Begin Exercise inputs
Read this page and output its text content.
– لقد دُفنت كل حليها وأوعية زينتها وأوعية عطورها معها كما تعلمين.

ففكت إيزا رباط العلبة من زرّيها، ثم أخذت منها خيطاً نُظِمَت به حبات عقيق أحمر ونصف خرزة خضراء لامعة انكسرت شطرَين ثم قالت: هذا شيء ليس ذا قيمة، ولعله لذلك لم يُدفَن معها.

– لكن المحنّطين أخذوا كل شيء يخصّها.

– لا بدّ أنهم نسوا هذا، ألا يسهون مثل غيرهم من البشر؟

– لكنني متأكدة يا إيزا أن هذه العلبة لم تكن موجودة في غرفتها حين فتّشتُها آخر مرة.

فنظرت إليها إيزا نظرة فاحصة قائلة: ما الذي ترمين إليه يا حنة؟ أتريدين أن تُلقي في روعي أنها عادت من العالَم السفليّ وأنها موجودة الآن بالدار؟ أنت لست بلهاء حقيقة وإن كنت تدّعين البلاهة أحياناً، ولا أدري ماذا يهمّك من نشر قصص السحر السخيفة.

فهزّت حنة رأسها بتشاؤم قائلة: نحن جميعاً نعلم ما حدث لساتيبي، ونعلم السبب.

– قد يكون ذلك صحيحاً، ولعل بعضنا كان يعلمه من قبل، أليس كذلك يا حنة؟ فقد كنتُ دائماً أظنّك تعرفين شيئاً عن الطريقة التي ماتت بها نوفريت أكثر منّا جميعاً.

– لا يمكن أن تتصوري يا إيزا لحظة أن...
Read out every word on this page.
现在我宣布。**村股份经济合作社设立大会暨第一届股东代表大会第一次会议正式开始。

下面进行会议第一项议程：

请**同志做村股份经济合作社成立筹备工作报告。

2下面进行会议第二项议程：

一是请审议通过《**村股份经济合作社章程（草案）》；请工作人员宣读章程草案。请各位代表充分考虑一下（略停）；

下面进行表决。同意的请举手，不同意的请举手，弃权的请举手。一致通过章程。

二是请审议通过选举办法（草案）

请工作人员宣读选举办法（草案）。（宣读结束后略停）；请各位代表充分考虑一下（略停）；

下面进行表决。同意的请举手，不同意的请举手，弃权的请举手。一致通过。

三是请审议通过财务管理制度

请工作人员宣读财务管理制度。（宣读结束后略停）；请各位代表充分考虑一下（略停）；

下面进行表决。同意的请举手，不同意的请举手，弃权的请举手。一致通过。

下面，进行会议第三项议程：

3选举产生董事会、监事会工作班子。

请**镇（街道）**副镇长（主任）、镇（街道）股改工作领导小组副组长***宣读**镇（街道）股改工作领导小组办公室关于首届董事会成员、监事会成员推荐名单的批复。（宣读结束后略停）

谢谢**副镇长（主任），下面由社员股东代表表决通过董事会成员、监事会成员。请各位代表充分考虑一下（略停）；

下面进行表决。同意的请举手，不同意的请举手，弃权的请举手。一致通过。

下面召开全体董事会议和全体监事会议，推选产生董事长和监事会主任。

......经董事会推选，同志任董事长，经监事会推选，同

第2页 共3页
End Exercise inputs
_Exercise aim_
Find each line in the records holding the string "请各位代表充分考虑一下" and show it.

_Written solution_
一是请审议通过《**村股份经济合作社章程（草案）》；请工作人员宣读章程草案。请各位代表充分考虑一下（略停）；
请工作人员宣读选举办法（草案）。（宣读结束后略停）；请各位代表充分考虑一下（略停）；
请工作人员宣读财务管理制度。（宣读结束后略停）；请各位代表充分考虑一下（略停）；
谢谢**副镇长（主任），下面由社员股东代表表决通过董事会成员、监事会成员。请各位代表充分考虑一下（略停）；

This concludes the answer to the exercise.